Goal of the exercise:
Leaving the pictures aside, transcribe every line below exactly.

##############################

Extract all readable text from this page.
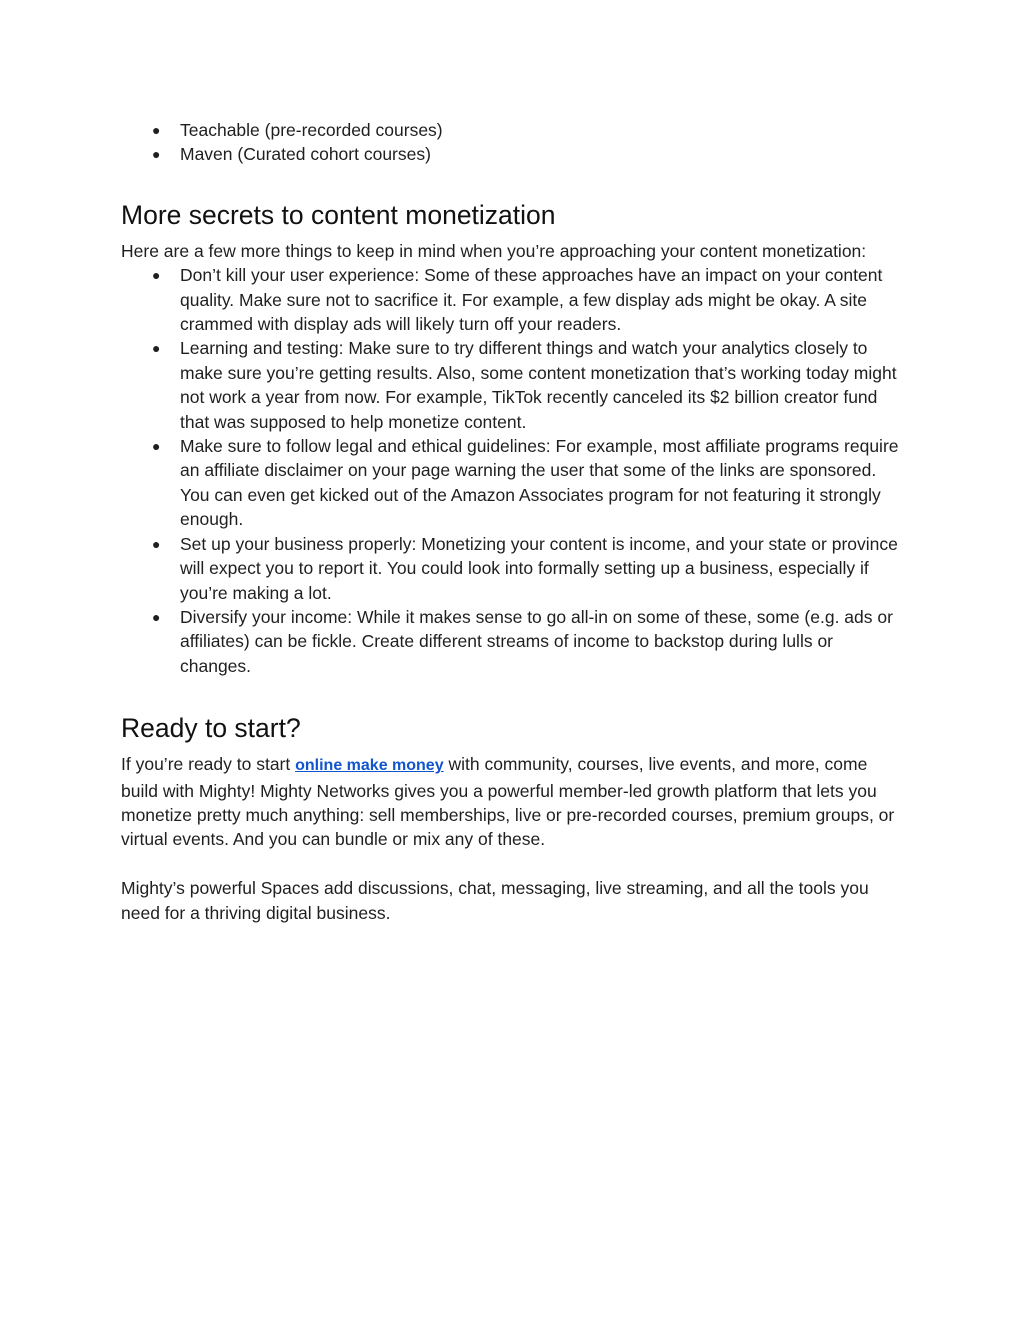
● Teachable (pre-recorded courses)
● Maven (Curated cohort courses)
More secrets to content monetization

Here are a few more things to keep in mind when you’re approaching your content monetization:

● Don’t kill your user experience: Some of these approaches have an impact on your content quality. Make sure not to sacrifice it. For example, a few display ads might be okay. A site crammed with display ads will likely turn off your readers.
● Learning and testing: Make sure to try different things and watch your analytics closely to make sure you’re getting results. Also, some content monetization that’s working today might not work a year from now. For example, TikTok recently canceled its $2 billion creator fund that was supposed to help monetize content.
● Make sure to follow legal and ethical guidelines: For example, most affiliate programs require an affiliate disclaimer on your page warning the user that some of the links are sponsored. You can even get kicked out of the Amazon Associates program for not featuring it strongly enough.
● Set up your business properly: Monetizing your content is income, and your state or province will expect you to report it. You could look into formally setting up a business, especially if you’re making a lot.
● Diversify your income: While it makes sense to go all-in on some of these, some (e.g. ads or affiliates) can be fickle. Create different streams of income to backstop during lulls or changes.
Ready to start?

If you’re ready to start online make money with community, courses, live events, and more, come build with Mighty! Mighty Networks gives you a powerful member-led growth platform that lets you monetize pretty much anything: sell memberships, live or pre-recorded courses, premium groups, or virtual events. And you can bundle or mix any of these.

Mighty’s powerful Spaces add discussions, chat, messaging, live streaming, and all the tools you need for a thriving digital business.
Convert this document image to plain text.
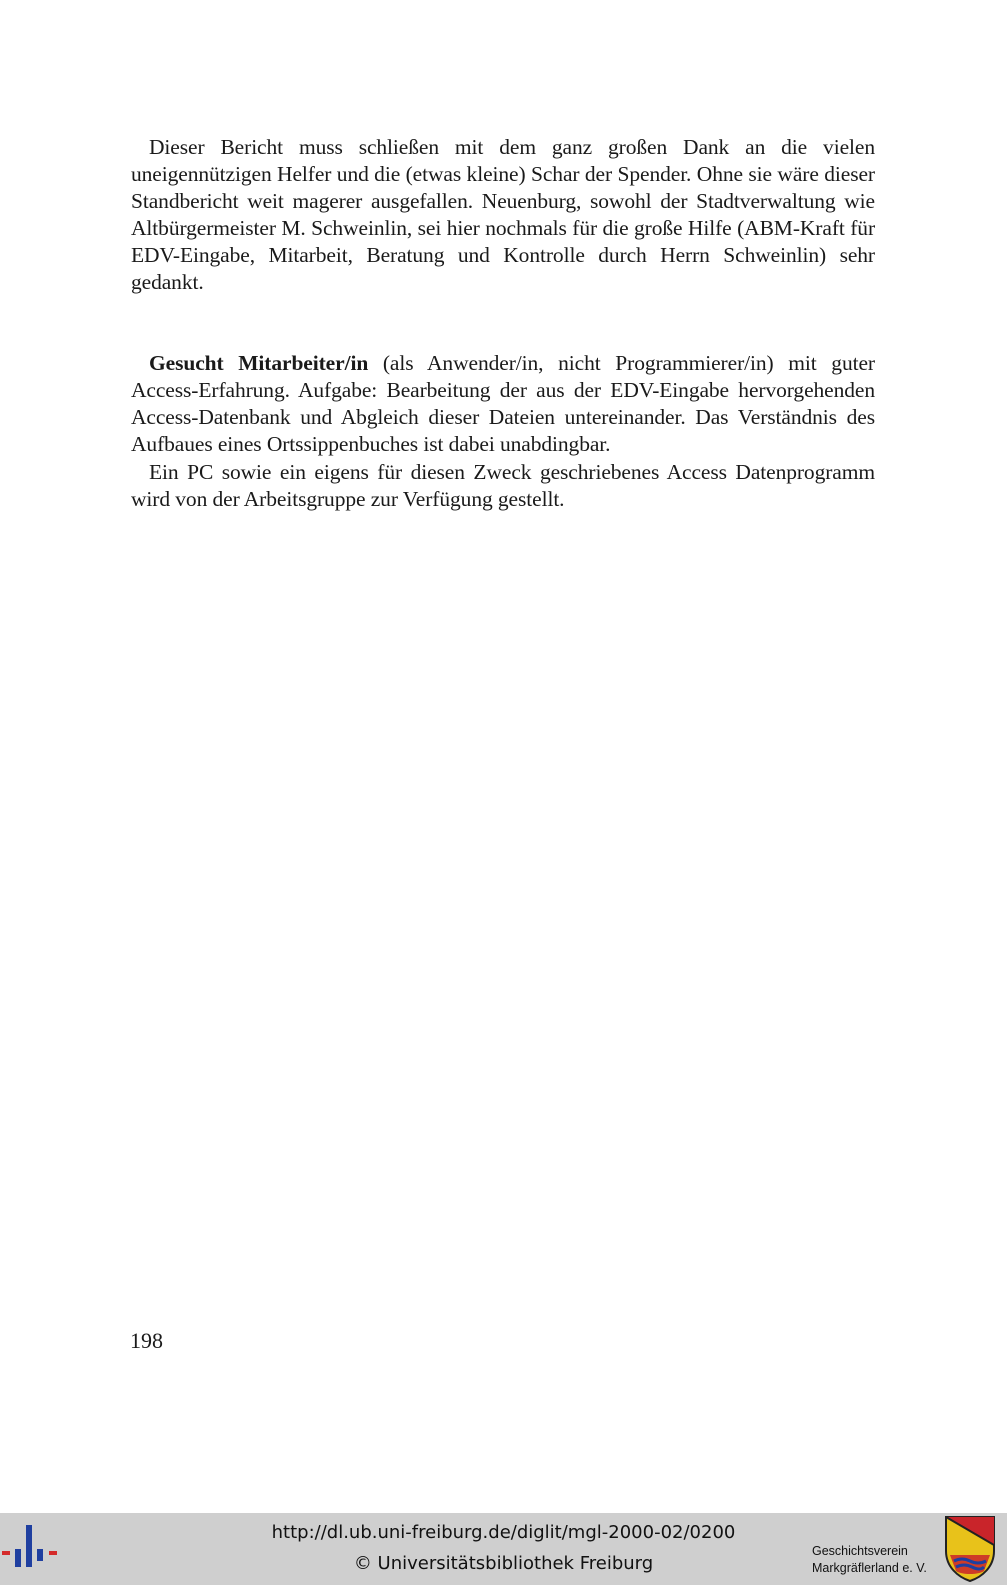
Dieser Bericht muss schließen mit dem ganz großen Dank an die vielen uneigennützigen Helfer und die (etwas kleine) Schar der Spender. Ohne sie wäre dieser Standbericht weit magerer ausgefallen. Neuenburg, sowohl der Stadtverwaltung wie Altbürgermeister M. Schweinlin, sei hier nochmals für die große Hilfe (ABM-Kraft für EDV-Eingabe, Mitarbeit, Beratung und Kontrolle durch Herrn Schweinlin) sehr gedankt.

Gesucht Mitarbeiter/in (als Anwender/in, nicht Programmierer/in) mit guter Access-Erfahrung. Aufgabe: Bearbeitung der aus der EDV-Eingabe hervorgehenden Access-Datenbank und Abgleich dieser Dateien untereinander. Das Verständnis des Aufbaues eines Ortssippenbuches ist dabei unabdingbar.

Ein PC sowie ein eigens für diesen Zweck geschriebenes Access Datenprogramm wird von der Arbeitsgruppe zur Verfügung gestellt.

198
http://dl.ub.uni-freiburg.de/diglit/mgl-2000-02/0200
© Universitätsbibliothek Freiburg
Geschichtsverein
Markgräflerland e. V.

##############################

Finished task:
Extract all readable text from this page.
● Teachable (pre-recorded courses)
● Maven (Curated cohort courses)
More secrets to content monetization

Here are a few more things to keep in mind when you’re approaching your content monetization:

● Don’t kill your user experience: Some of these approaches have an impact on your content quality. Make sure not to sacrifice it. For example, a few display ads might be okay. A site crammed with display ads will likely turn off your readers.
● Learning and testing: Make sure to try different things and watch your analytics closely to make sure you’re getting results. Also, some content monetization that’s working today might not work a year from now. For example, TikTok recently canceled its $2 billion creator fund that was supposed to help monetize content.
● Make sure to follow legal and ethical guidelines: For example, most affiliate programs require an affiliate disclaimer on your page warning the user that some of the links are sponsored. You can even get kicked out of the Amazon Associates program for not featuring it strongly enough.
● Set up your business properly: Monetizing your content is income, and your state or province will expect you to report it. You could look into formally setting up a business, especially if you’re making a lot.
● Diversify your income: While it makes sense to go all-in on some of these, some (e.g. ads or affiliates) can be fickle. Create different streams of income to backstop during lulls or changes.
Ready to start?

If you’re ready to start online make money with community, courses, live events, and more, come build with Mighty! Mighty Networks gives you a powerful member-led growth platform that lets you monetize pretty much anything: sell memberships, live or pre-recorded courses, premium groups, or virtual events. And you can bundle or mix any of these.

Mighty’s powerful Spaces add discussions, chat, messaging, live streaming, and all the tools you need for a thriving digital business.
Convert this document image to plain text.
Dieser Bericht muss schließen mit dem ganz großen Dank an die vielen uneigennützigen Helfer und die (etwas kleine) Schar der Spender. Ohne sie wäre dieser Standbericht weit magerer ausgefallen. Neuenburg, sowohl der Stadtverwaltung wie Altbürgermeister M. Schweinlin, sei hier nochmals für die große Hilfe (ABM-Kraft für EDV-Eingabe, Mitarbeit, Beratung und Kontrolle durch Herrn Schweinlin) sehr gedankt.

Gesucht Mitarbeiter/in (als Anwender/in, nicht Programmierer/in) mit guter Access-Erfahrung. Aufgabe: Bearbeitung der aus der EDV-Eingabe hervorgehenden Access-Datenbank und Abgleich dieser Dateien untereinander. Das Verständnis des Aufbaues eines Ortssippenbuches ist dabei unabdingbar.

Ein PC sowie ein eigens für diesen Zweck geschriebenes Access Datenprogramm wird von der Arbeitsgruppe zur Verfügung gestellt.

198
http://dl.ub.uni-freiburg.de/diglit/mgl-2000-02/0200
© Universitätsbibliothek Freiburg
Geschichtsverein
Markgräflerland e. V.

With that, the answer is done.